[Begin Provided information]

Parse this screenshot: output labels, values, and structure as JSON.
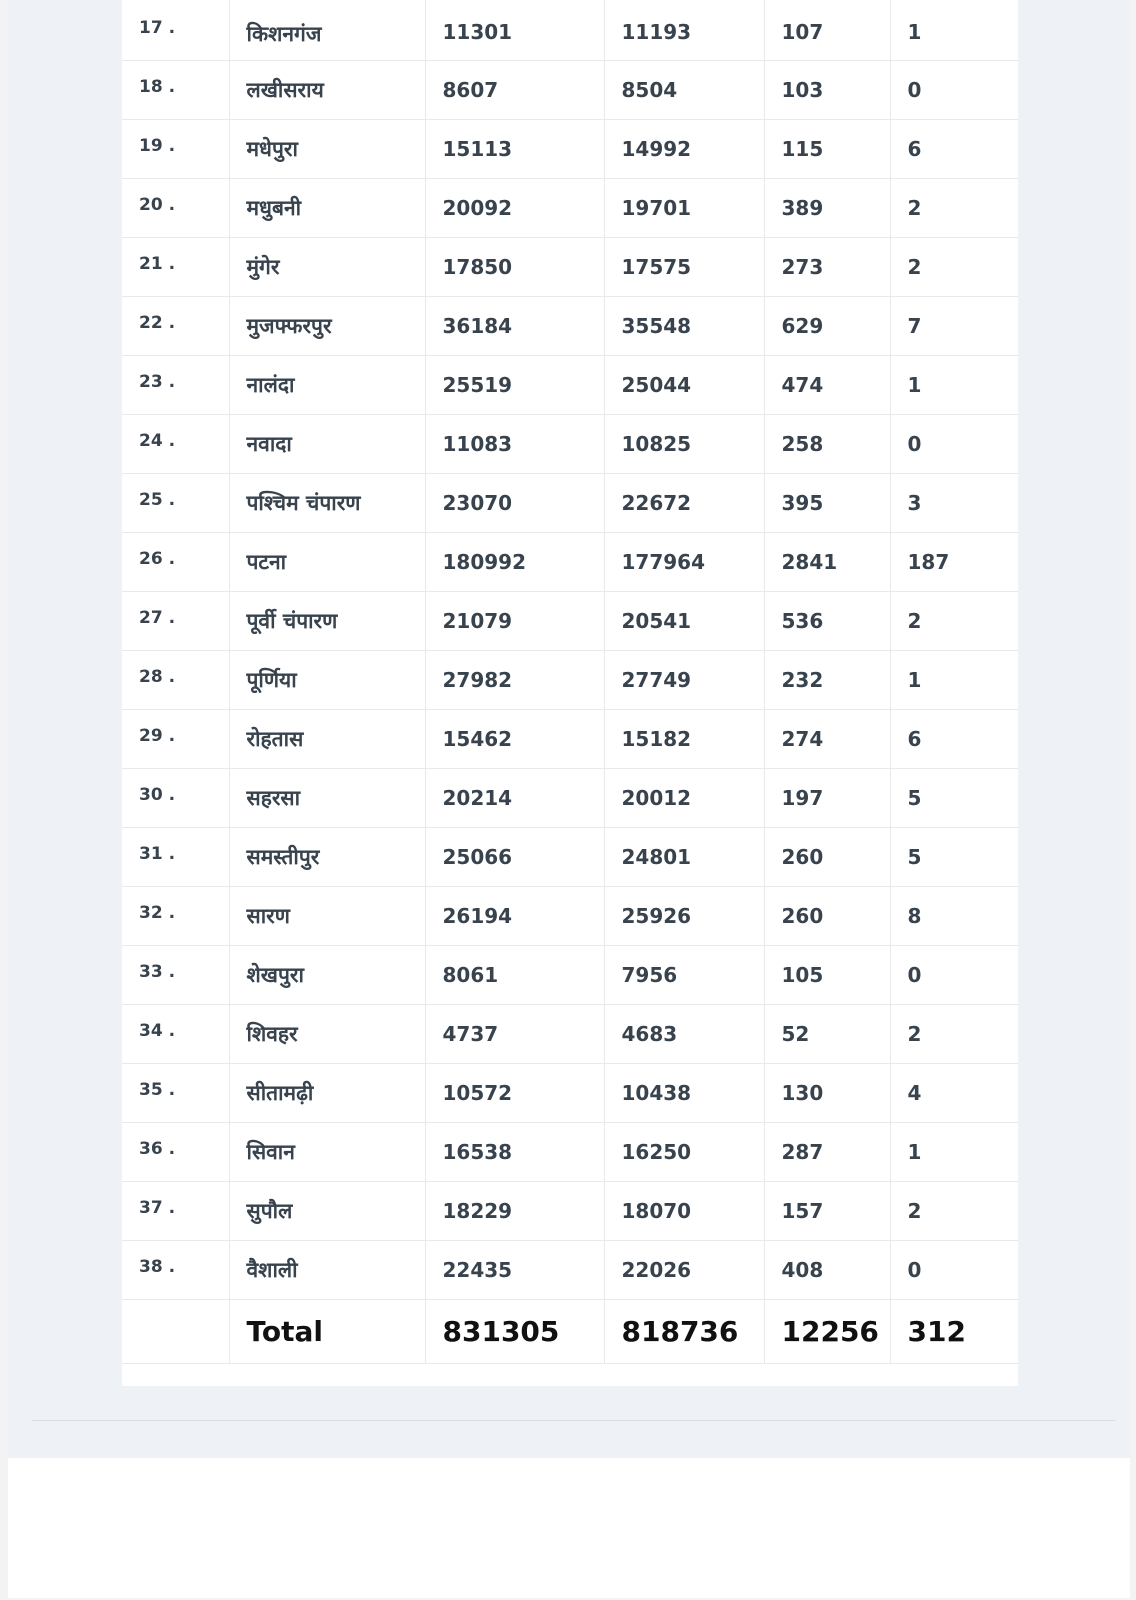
{
  "table": {
    "rows": [
      {
        "sn": "17 .",
        "district": "किशनगंज",
        "c1": "11301",
        "c2": "11193",
        "c3": "107",
        "c4": "1"
      },
      {
        "sn": "18 .",
        "district": "लखीसराय",
        "c1": "8607",
        "c2": "8504",
        "c3": "103",
        "c4": "0"
      },
      {
        "sn": "19 .",
        "district": "मधेपुरा",
        "c1": "15113",
        "c2": "14992",
        "c3": "115",
        "c4": "6"
      },
      {
        "sn": "20 .",
        "district": "मधुबनी",
        "c1": "20092",
        "c2": "19701",
        "c3": "389",
        "c4": "2"
      },
      {
        "sn": "21 .",
        "district": "मुंगेर",
        "c1": "17850",
        "c2": "17575",
        "c3": "273",
        "c4": "2"
      },
      {
        "sn": "22 .",
        "district": "मुजफ्फरपुर",
        "c1": "36184",
        "c2": "35548",
        "c3": "629",
        "c4": "7"
      },
      {
        "sn": "23 .",
        "district": "नालंदा",
        "c1": "25519",
        "c2": "25044",
        "c3": "474",
        "c4": "1"
      },
      {
        "sn": "24 .",
        "district": "नवादा",
        "c1": "11083",
        "c2": "10825",
        "c3": "258",
        "c4": "0"
      },
      {
        "sn": "25 .",
        "district": "पश्चिम चंपारण",
        "c1": "23070",
        "c2": "22672",
        "c3": "395",
        "c4": "3"
      },
      {
        "sn": "26 .",
        "district": "पटना",
        "c1": "180992",
        "c2": "177964",
        "c3": "2841",
        "c4": "187"
      },
      {
        "sn": "27 .",
        "district": "पूर्वी चंपारण",
        "c1": "21079",
        "c2": "20541",
        "c3": "536",
        "c4": "2"
      },
      {
        "sn": "28 .",
        "district": "पूर्णिया",
        "c1": "27982",
        "c2": "27749",
        "c3": "232",
        "c4": "1"
      },
      {
        "sn": "29 .",
        "district": "रोहतास",
        "c1": "15462",
        "c2": "15182",
        "c3": "274",
        "c4": "6"
      },
      {
        "sn": "30 .",
        "district": "सहरसा",
        "c1": "20214",
        "c2": "20012",
        "c3": "197",
        "c4": "5"
      },
      {
        "sn": "31 .",
        "district": "समस्तीपुर",
        "c1": "25066",
        "c2": "24801",
        "c3": "260",
        "c4": "5"
      },
      {
        "sn": "32 .",
        "district": "सारण",
        "c1": "26194",
        "c2": "25926",
        "c3": "260",
        "c4": "8"
      },
      {
        "sn": "33 .",
        "district": "शेखपुरा",
        "c1": "8061",
        "c2": "7956",
        "c3": "105",
        "c4": "0"
      },
      {
        "sn": "34 .",
        "district": "शिवहर",
        "c1": "4737",
        "c2": "4683",
        "c3": "52",
        "c4": "2"
      },
      {
        "sn": "35 .",
        "district": "सीतामढ़ी",
        "c1": "10572",
        "c2": "10438",
        "c3": "130",
        "c4": "4"
      },
      {
        "sn": "36 .",
        "district": "सिवान",
        "c1": "16538",
        "c2": "16250",
        "c3": "287",
        "c4": "1"
      },
      {
        "sn": "37 .",
        "district": "सुपौल",
        "c1": "18229",
        "c2": "18070",
        "c3": "157",
        "c4": "2"
      },
      {
        "sn": "38 .",
        "district": "वैशाली",
        "c1": "22435",
        "c2": "22026",
        "c3": "408",
        "c4": "0"
      }
    ],
    "total": {
      "sn": "",
      "label": "Total",
      "c1": "831305",
      "c2": "818736",
      "c3": "12256",
      "c4": "312"
    }
  }
}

[End Provided information]

* Exercise instructions *
Leaving aside the images, write out the entries above word for word.

* Full response *
Parse this screenshot: output labels, values, and structure as JSON.
{
  "table": {
    "rows": [
      {
        "sn": "17 .",
        "district": "किशनगंज",
        "c1": "11301",
        "c2": "11193",
        "c3": "107",
        "c4": "1"
      },
      {
        "sn": "18 .",
        "district": "लखीसराय",
        "c1": "8607",
        "c2": "8504",
        "c3": "103",
        "c4": "0"
      },
      {
        "sn": "19 .",
        "district": "मधेपुरा",
        "c1": "15113",
        "c2": "14992",
        "c3": "115",
        "c4": "6"
      },
      {
        "sn": "20 .",
        "district": "मधुबनी",
        "c1": "20092",
        "c2": "19701",
        "c3": "389",
        "c4": "2"
      },
      {
        "sn": "21 .",
        "district": "मुंगेर",
        "c1": "17850",
        "c2": "17575",
        "c3": "273",
        "c4": "2"
      },
      {
        "sn": "22 .",
        "district": "मुजफ्फरपुर",
        "c1": "36184",
        "c2": "35548",
        "c3": "629",
        "c4": "7"
      },
      {
        "sn": "23 .",
        "district": "नालंदा",
        "c1": "25519",
        "c2": "25044",
        "c3": "474",
        "c4": "1"
      },
      {
        "sn": "24 .",
        "district": "नवादा",
        "c1": "11083",
        "c2": "10825",
        "c3": "258",
        "c4": "0"
      },
      {
        "sn": "25 .",
        "district": "पश्चिम चंपारण",
        "c1": "23070",
        "c2": "22672",
        "c3": "395",
        "c4": "3"
      },
      {
        "sn": "26 .",
        "district": "पटना",
        "c1": "180992",
        "c2": "177964",
        "c3": "2841",
        "c4": "187"
      },
      {
        "sn": "27 .",
        "district": "पूर्वी चंपारण",
        "c1": "21079",
        "c2": "20541",
        "c3": "536",
        "c4": "2"
      },
      {
        "sn": "28 .",
        "district": "पूर्णिया",
        "c1": "27982",
        "c2": "27749",
        "c3": "232",
        "c4": "1"
      },
      {
        "sn": "29 .",
        "district": "रोहतास",
        "c1": "15462",
        "c2": "15182",
        "c3": "274",
        "c4": "6"
      },
      {
        "sn": "30 .",
        "district": "सहरसा",
        "c1": "20214",
        "c2": "20012",
        "c3": "197",
        "c4": "5"
      },
      {
        "sn": "31 .",
        "district": "समस्तीपुर",
        "c1": "25066",
        "c2": "24801",
        "c3": "260",
        "c4": "5"
      },
      {
        "sn": "32 .",
        "district": "सारण",
        "c1": "26194",
        "c2": "25926",
        "c3": "260",
        "c4": "8"
      },
      {
        "sn": "33 .",
        "district": "शेखपुरा",
        "c1": "8061",
        "c2": "7956",
        "c3": "105",
        "c4": "0"
      },
      {
        "sn": "34 .",
        "district": "शिवहर",
        "c1": "4737",
        "c2": "4683",
        "c3": "52",
        "c4": "2"
      },
      {
        "sn": "35 .",
        "district": "सीतामढ़ी",
        "c1": "10572",
        "c2": "10438",
        "c3": "130",
        "c4": "4"
      },
      {
        "sn": "36 .",
        "district": "सिवान",
        "c1": "16538",
        "c2": "16250",
        "c3": "287",
        "c4": "1"
      },
      {
        "sn": "37 .",
        "district": "सुपौल",
        "c1": "18229",
        "c2": "18070",
        "c3": "157",
        "c4": "2"
      },
      {
        "sn": "38 .",
        "district": "वैशाली",
        "c1": "22435",
        "c2": "22026",
        "c3": "408",
        "c4": "0"
      }
    ],
    "total": {
      "sn": "",
      "label": "Total",
      "c1": "831305",
      "c2": "818736",
      "c3": "12256",
      "c4": "312"
    }
  }
}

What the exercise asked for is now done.